##### MATERIALS PROVIDED

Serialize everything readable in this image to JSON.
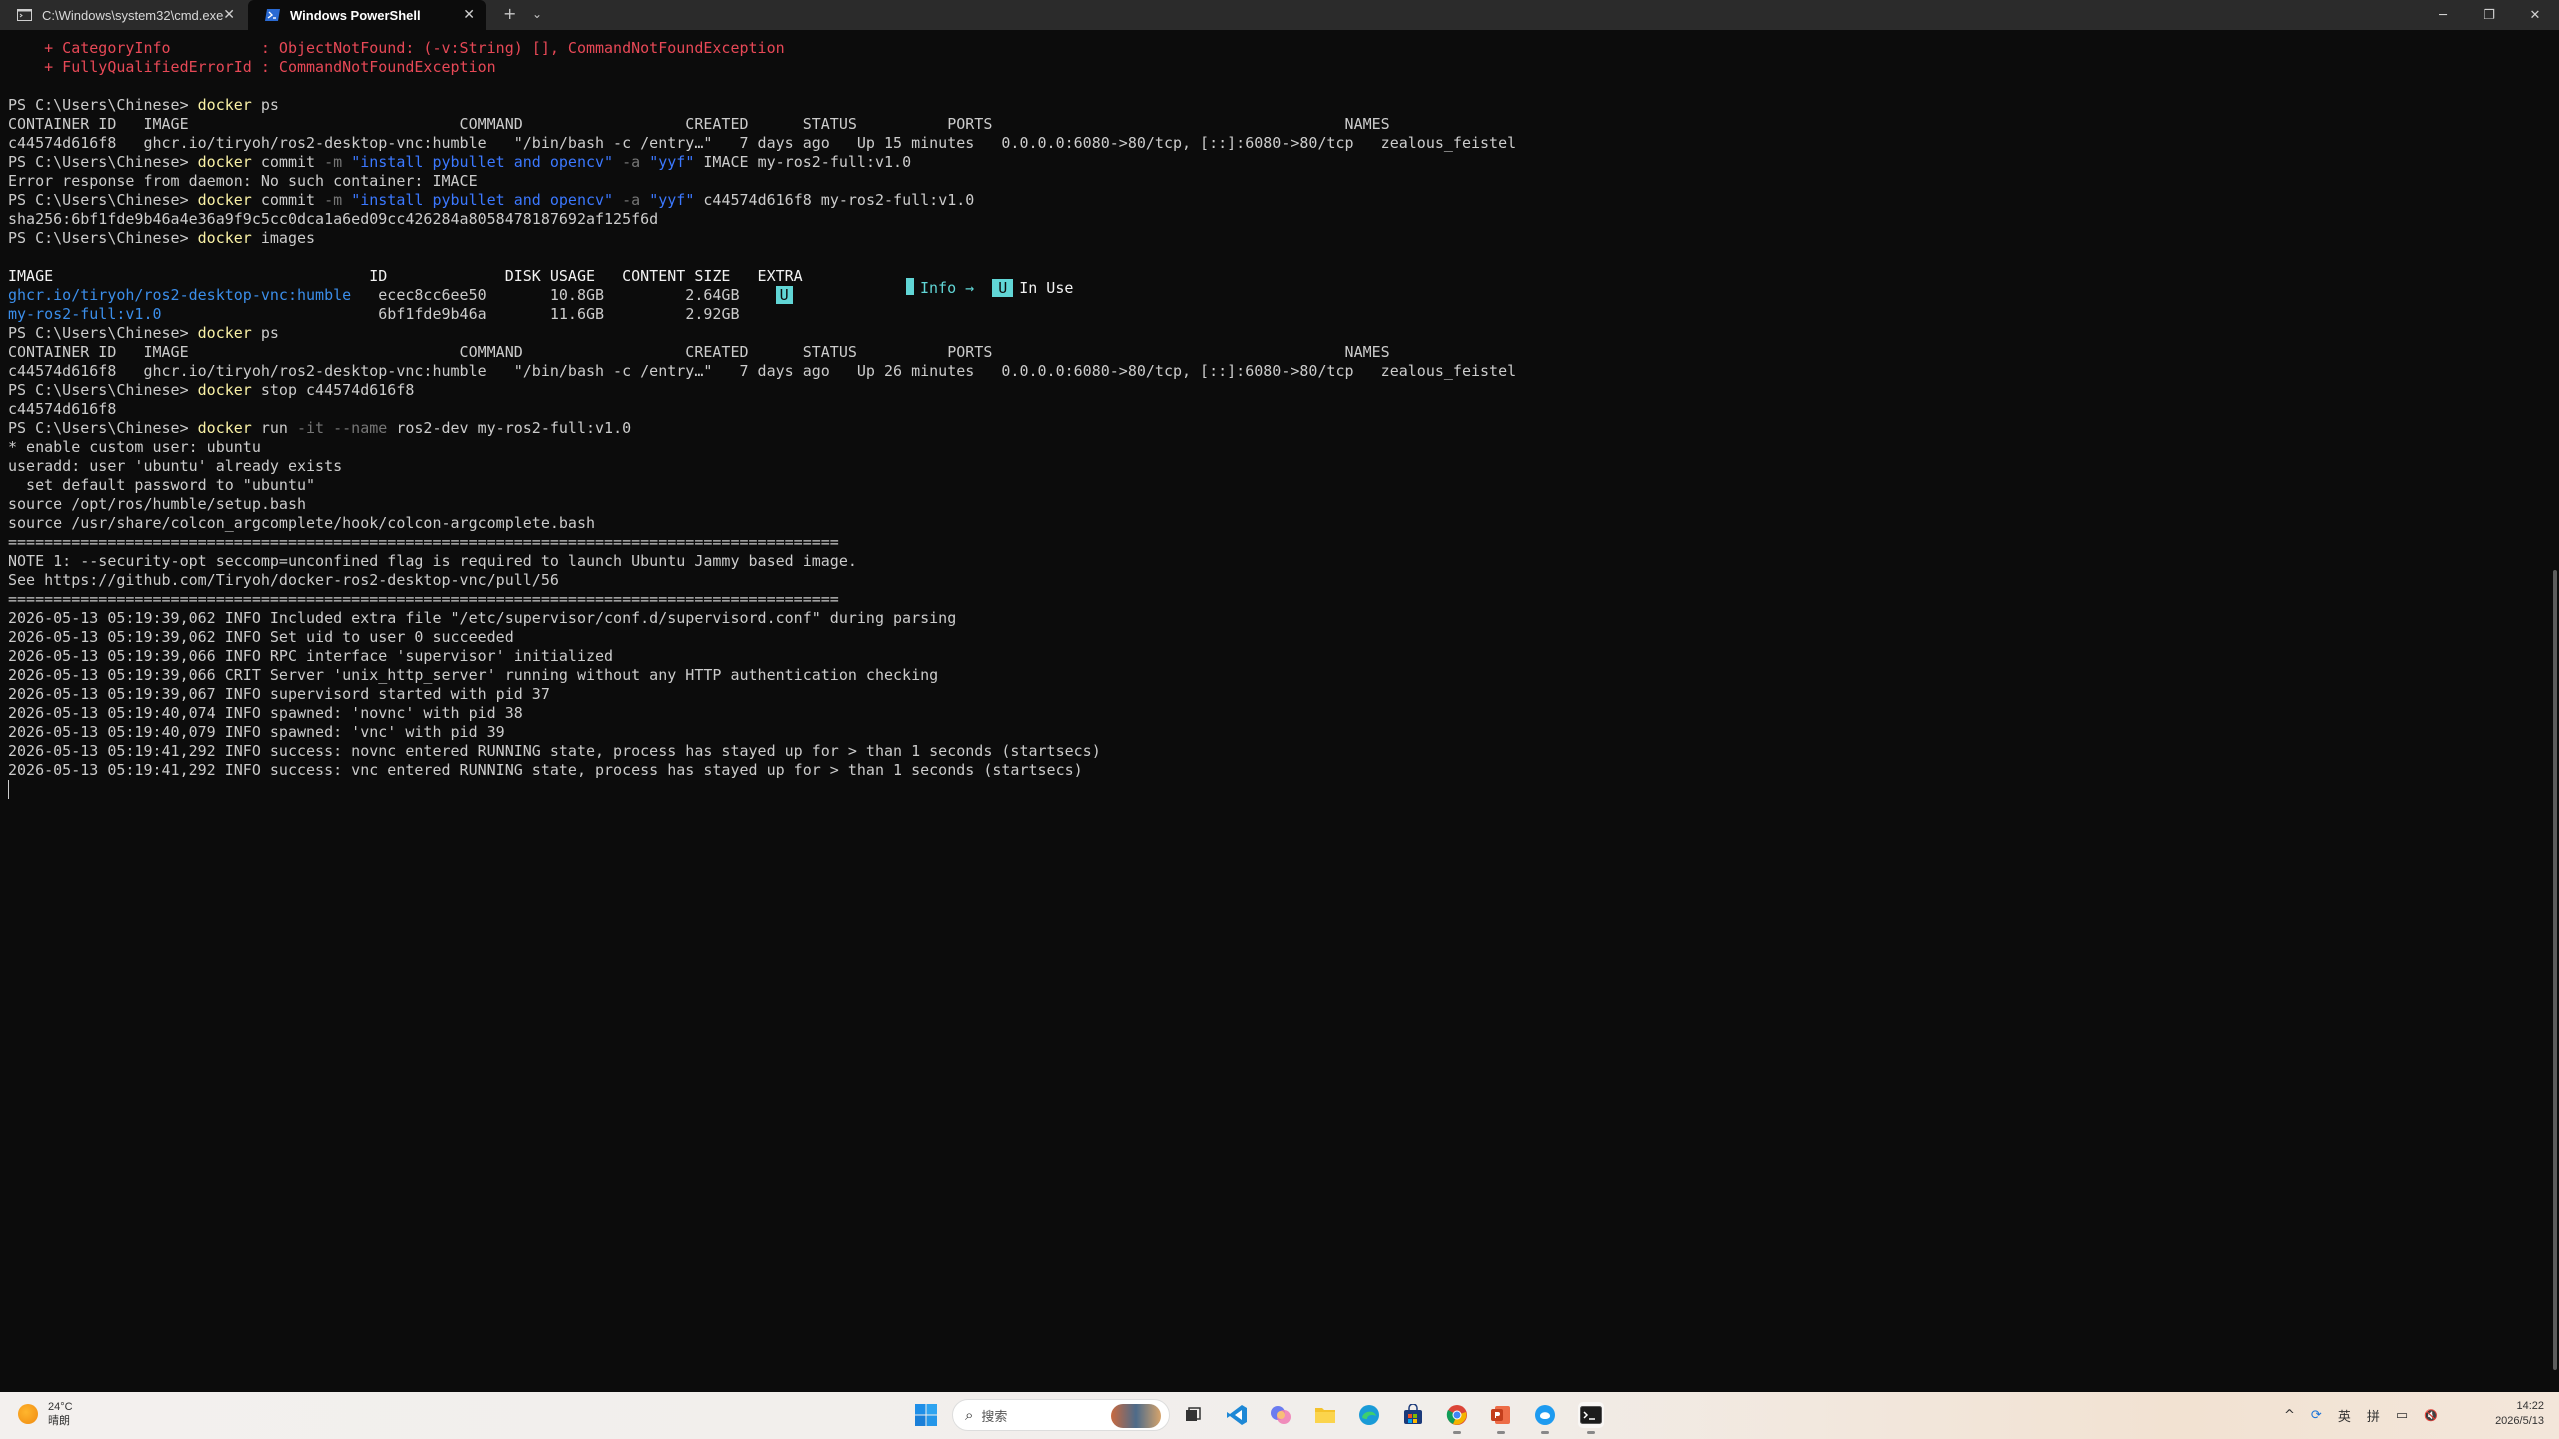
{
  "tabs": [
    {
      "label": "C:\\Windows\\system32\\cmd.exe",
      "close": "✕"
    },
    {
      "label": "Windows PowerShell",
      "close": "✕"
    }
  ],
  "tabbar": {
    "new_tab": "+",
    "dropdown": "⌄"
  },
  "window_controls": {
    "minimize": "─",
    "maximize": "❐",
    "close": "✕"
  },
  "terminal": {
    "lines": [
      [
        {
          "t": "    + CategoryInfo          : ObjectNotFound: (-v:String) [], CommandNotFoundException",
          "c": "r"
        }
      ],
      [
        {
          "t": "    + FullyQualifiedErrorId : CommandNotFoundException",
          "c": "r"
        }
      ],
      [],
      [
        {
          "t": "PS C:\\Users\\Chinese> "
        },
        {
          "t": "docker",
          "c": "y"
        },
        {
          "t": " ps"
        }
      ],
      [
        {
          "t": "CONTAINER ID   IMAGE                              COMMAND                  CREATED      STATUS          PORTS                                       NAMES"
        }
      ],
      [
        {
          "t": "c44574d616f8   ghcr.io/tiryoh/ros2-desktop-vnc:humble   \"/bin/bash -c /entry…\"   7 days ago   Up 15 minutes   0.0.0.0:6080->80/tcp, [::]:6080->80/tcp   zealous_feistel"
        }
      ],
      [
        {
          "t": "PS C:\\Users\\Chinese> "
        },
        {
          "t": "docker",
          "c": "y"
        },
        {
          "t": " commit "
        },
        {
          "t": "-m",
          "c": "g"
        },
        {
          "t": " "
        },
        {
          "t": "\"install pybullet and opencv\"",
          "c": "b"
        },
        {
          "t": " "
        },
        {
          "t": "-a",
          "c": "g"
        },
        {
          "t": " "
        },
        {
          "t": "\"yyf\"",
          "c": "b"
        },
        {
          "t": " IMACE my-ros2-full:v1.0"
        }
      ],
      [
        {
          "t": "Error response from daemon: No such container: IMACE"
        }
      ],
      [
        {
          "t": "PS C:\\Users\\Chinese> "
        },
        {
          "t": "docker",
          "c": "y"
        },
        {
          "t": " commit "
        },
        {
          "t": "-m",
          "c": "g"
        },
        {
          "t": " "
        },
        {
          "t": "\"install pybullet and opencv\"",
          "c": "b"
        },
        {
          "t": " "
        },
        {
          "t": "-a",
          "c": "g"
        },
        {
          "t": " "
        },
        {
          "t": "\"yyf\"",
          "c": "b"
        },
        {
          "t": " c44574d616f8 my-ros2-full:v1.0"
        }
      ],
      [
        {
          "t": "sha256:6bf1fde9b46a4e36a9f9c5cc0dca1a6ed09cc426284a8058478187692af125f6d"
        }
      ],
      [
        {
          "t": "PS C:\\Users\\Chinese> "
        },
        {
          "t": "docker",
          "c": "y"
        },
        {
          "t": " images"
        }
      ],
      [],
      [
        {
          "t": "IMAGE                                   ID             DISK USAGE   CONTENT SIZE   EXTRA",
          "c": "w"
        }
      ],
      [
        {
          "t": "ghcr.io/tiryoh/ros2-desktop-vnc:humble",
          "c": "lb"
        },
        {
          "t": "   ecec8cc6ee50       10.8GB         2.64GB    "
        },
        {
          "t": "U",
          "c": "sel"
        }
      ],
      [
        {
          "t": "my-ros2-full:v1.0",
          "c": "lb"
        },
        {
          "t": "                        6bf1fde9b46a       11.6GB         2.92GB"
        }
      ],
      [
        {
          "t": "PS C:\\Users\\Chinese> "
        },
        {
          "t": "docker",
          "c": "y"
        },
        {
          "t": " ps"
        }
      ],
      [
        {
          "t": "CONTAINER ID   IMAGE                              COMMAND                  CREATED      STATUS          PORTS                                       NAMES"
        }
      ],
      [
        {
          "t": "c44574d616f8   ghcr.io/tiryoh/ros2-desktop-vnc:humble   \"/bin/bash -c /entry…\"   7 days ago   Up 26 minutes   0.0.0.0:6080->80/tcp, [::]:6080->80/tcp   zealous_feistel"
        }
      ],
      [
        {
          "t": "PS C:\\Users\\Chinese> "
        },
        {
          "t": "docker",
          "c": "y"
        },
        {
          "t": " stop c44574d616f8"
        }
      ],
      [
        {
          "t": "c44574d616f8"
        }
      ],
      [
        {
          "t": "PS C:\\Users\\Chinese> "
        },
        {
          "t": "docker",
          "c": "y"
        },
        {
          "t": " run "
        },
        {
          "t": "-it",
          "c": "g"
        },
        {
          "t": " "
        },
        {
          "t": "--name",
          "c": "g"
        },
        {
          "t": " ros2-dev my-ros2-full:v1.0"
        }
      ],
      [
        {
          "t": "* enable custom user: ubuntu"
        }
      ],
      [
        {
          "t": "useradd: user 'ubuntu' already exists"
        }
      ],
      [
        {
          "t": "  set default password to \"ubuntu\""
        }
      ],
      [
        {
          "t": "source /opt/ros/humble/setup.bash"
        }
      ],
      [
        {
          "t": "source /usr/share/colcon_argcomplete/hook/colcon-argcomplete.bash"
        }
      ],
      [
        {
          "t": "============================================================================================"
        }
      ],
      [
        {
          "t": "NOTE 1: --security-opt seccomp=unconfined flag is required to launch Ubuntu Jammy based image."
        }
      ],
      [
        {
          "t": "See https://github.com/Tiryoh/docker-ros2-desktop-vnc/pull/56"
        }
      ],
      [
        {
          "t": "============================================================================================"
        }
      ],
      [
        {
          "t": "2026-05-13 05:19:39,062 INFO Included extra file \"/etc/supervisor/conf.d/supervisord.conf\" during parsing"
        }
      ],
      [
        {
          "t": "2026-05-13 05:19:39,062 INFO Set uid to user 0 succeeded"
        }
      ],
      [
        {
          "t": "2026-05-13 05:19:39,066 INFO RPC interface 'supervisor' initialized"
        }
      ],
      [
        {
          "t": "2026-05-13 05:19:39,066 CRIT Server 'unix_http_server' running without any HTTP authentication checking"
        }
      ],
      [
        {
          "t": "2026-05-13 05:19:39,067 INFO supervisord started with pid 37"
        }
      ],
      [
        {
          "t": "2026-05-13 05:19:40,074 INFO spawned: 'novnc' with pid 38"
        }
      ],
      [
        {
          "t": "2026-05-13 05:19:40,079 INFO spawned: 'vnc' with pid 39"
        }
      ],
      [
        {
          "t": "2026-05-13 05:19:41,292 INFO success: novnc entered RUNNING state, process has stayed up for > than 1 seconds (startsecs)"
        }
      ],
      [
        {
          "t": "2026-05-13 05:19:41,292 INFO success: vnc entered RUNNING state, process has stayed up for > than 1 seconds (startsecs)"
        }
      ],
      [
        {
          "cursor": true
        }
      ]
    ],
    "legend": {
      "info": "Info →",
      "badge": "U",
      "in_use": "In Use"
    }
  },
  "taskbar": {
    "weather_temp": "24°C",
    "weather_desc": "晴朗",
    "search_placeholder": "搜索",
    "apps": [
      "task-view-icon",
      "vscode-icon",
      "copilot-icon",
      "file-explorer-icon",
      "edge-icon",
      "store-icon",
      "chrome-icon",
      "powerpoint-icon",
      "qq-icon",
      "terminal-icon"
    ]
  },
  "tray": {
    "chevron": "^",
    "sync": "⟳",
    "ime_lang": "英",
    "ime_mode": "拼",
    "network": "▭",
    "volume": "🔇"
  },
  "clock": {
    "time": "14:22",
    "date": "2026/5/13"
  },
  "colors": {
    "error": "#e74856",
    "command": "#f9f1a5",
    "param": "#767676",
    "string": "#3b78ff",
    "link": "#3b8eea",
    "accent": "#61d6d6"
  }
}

##########

▶ TASK DESCRIPTION
Set every line down exactly as written, leaving each picture out.

▶ FINAL RESULT
Serialize everything readable in this image to JSON.
{
  "tabs": [
    {
      "label": "C:\\Windows\\system32\\cmd.exe",
      "close": "✕"
    },
    {
      "label": "Windows PowerShell",
      "close": "✕"
    }
  ],
  "tabbar": {
    "new_tab": "+",
    "dropdown": "⌄"
  },
  "window_controls": {
    "minimize": "─",
    "maximize": "❐",
    "close": "✕"
  },
  "terminal": {
    "lines": [
      [
        {
          "t": "    + CategoryInfo          : ObjectNotFound: (-v:String) [], CommandNotFoundException",
          "c": "r"
        }
      ],
      [
        {
          "t": "    + FullyQualifiedErrorId : CommandNotFoundException",
          "c": "r"
        }
      ],
      [],
      [
        {
          "t": "PS C:\\Users\\Chinese> "
        },
        {
          "t": "docker",
          "c": "y"
        },
        {
          "t": " ps"
        }
      ],
      [
        {
          "t": "CONTAINER ID   IMAGE                              COMMAND                  CREATED      STATUS          PORTS                                       NAMES"
        }
      ],
      [
        {
          "t": "c44574d616f8   ghcr.io/tiryoh/ros2-desktop-vnc:humble   \"/bin/bash -c /entry…\"   7 days ago   Up 15 minutes   0.0.0.0:6080->80/tcp, [::]:6080->80/tcp   zealous_feistel"
        }
      ],
      [
        {
          "t": "PS C:\\Users\\Chinese> "
        },
        {
          "t": "docker",
          "c": "y"
        },
        {
          "t": " commit "
        },
        {
          "t": "-m",
          "c": "g"
        },
        {
          "t": " "
        },
        {
          "t": "\"install pybullet and opencv\"",
          "c": "b"
        },
        {
          "t": " "
        },
        {
          "t": "-a",
          "c": "g"
        },
        {
          "t": " "
        },
        {
          "t": "\"yyf\"",
          "c": "b"
        },
        {
          "t": " IMACE my-ros2-full:v1.0"
        }
      ],
      [
        {
          "t": "Error response from daemon: No such container: IMACE"
        }
      ],
      [
        {
          "t": "PS C:\\Users\\Chinese> "
        },
        {
          "t": "docker",
          "c": "y"
        },
        {
          "t": " commit "
        },
        {
          "t": "-m",
          "c": "g"
        },
        {
          "t": " "
        },
        {
          "t": "\"install pybullet and opencv\"",
          "c": "b"
        },
        {
          "t": " "
        },
        {
          "t": "-a",
          "c": "g"
        },
        {
          "t": " "
        },
        {
          "t": "\"yyf\"",
          "c": "b"
        },
        {
          "t": " c44574d616f8 my-ros2-full:v1.0"
        }
      ],
      [
        {
          "t": "sha256:6bf1fde9b46a4e36a9f9c5cc0dca1a6ed09cc426284a8058478187692af125f6d"
        }
      ],
      [
        {
          "t": "PS C:\\Users\\Chinese> "
        },
        {
          "t": "docker",
          "c": "y"
        },
        {
          "t": " images"
        }
      ],
      [],
      [
        {
          "t": "IMAGE                                   ID             DISK USAGE   CONTENT SIZE   EXTRA",
          "c": "w"
        }
      ],
      [
        {
          "t": "ghcr.io/tiryoh/ros2-desktop-vnc:humble",
          "c": "lb"
        },
        {
          "t": "   ecec8cc6ee50       10.8GB         2.64GB    "
        },
        {
          "t": "U",
          "c": "sel"
        }
      ],
      [
        {
          "t": "my-ros2-full:v1.0",
          "c": "lb"
        },
        {
          "t": "                        6bf1fde9b46a       11.6GB         2.92GB"
        }
      ],
      [
        {
          "t": "PS C:\\Users\\Chinese> "
        },
        {
          "t": "docker",
          "c": "y"
        },
        {
          "t": " ps"
        }
      ],
      [
        {
          "t": "CONTAINER ID   IMAGE                              COMMAND                  CREATED      STATUS          PORTS                                       NAMES"
        }
      ],
      [
        {
          "t": "c44574d616f8   ghcr.io/tiryoh/ros2-desktop-vnc:humble   \"/bin/bash -c /entry…\"   7 days ago   Up 26 minutes   0.0.0.0:6080->80/tcp, [::]:6080->80/tcp   zealous_feistel"
        }
      ],
      [
        {
          "t": "PS C:\\Users\\Chinese> "
        },
        {
          "t": "docker",
          "c": "y"
        },
        {
          "t": " stop c44574d616f8"
        }
      ],
      [
        {
          "t": "c44574d616f8"
        }
      ],
      [
        {
          "t": "PS C:\\Users\\Chinese> "
        },
        {
          "t": "docker",
          "c": "y"
        },
        {
          "t": " run "
        },
        {
          "t": "-it",
          "c": "g"
        },
        {
          "t": " "
        },
        {
          "t": "--name",
          "c": "g"
        },
        {
          "t": " ros2-dev my-ros2-full:v1.0"
        }
      ],
      [
        {
          "t": "* enable custom user: ubuntu"
        }
      ],
      [
        {
          "t": "useradd: user 'ubuntu' already exists"
        }
      ],
      [
        {
          "t": "  set default password to \"ubuntu\""
        }
      ],
      [
        {
          "t": "source /opt/ros/humble/setup.bash"
        }
      ],
      [
        {
          "t": "source /usr/share/colcon_argcomplete/hook/colcon-argcomplete.bash"
        }
      ],
      [
        {
          "t": "============================================================================================"
        }
      ],
      [
        {
          "t": "NOTE 1: --security-opt seccomp=unconfined flag is required to launch Ubuntu Jammy based image."
        }
      ],
      [
        {
          "t": "See https://github.com/Tiryoh/docker-ros2-desktop-vnc/pull/56"
        }
      ],
      [
        {
          "t": "============================================================================================"
        }
      ],
      [
        {
          "t": "2026-05-13 05:19:39,062 INFO Included extra file \"/etc/supervisor/conf.d/supervisord.conf\" during parsing"
        }
      ],
      [
        {
          "t": "2026-05-13 05:19:39,062 INFO Set uid to user 0 succeeded"
        }
      ],
      [
        {
          "t": "2026-05-13 05:19:39,066 INFO RPC interface 'supervisor' initialized"
        }
      ],
      [
        {
          "t": "2026-05-13 05:19:39,066 CRIT Server 'unix_http_server' running without any HTTP authentication checking"
        }
      ],
      [
        {
          "t": "2026-05-13 05:19:39,067 INFO supervisord started with pid 37"
        }
      ],
      [
        {
          "t": "2026-05-13 05:19:40,074 INFO spawned: 'novnc' with pid 38"
        }
      ],
      [
        {
          "t": "2026-05-13 05:19:40,079 INFO spawned: 'vnc' with pid 39"
        }
      ],
      [
        {
          "t": "2026-05-13 05:19:41,292 INFO success: novnc entered RUNNING state, process has stayed up for > than 1 seconds (startsecs)"
        }
      ],
      [
        {
          "t": "2026-05-13 05:19:41,292 INFO success: vnc entered RUNNING state, process has stayed up for > than 1 seconds (startsecs)"
        }
      ],
      [
        {
          "cursor": true
        }
      ]
    ],
    "legend": {
      "info": "Info →",
      "badge": "U",
      "in_use": "In Use"
    }
  },
  "taskbar": {
    "weather_temp": "24°C",
    "weather_desc": "晴朗",
    "search_placeholder": "搜索",
    "apps": [
      "task-view-icon",
      "vscode-icon",
      "copilot-icon",
      "file-explorer-icon",
      "edge-icon",
      "store-icon",
      "chrome-icon",
      "powerpoint-icon",
      "qq-icon",
      "terminal-icon"
    ]
  },
  "tray": {
    "chevron": "^",
    "sync": "⟳",
    "ime_lang": "英",
    "ime_mode": "拼",
    "network": "▭",
    "volume": "🔇"
  },
  "clock": {
    "time": "14:22",
    "date": "2026/5/13"
  },
  "colors": {
    "error": "#e74856",
    "command": "#f9f1a5",
    "param": "#767676",
    "string": "#3b78ff",
    "link": "#3b8eea",
    "accent": "#61d6d6"
  }
}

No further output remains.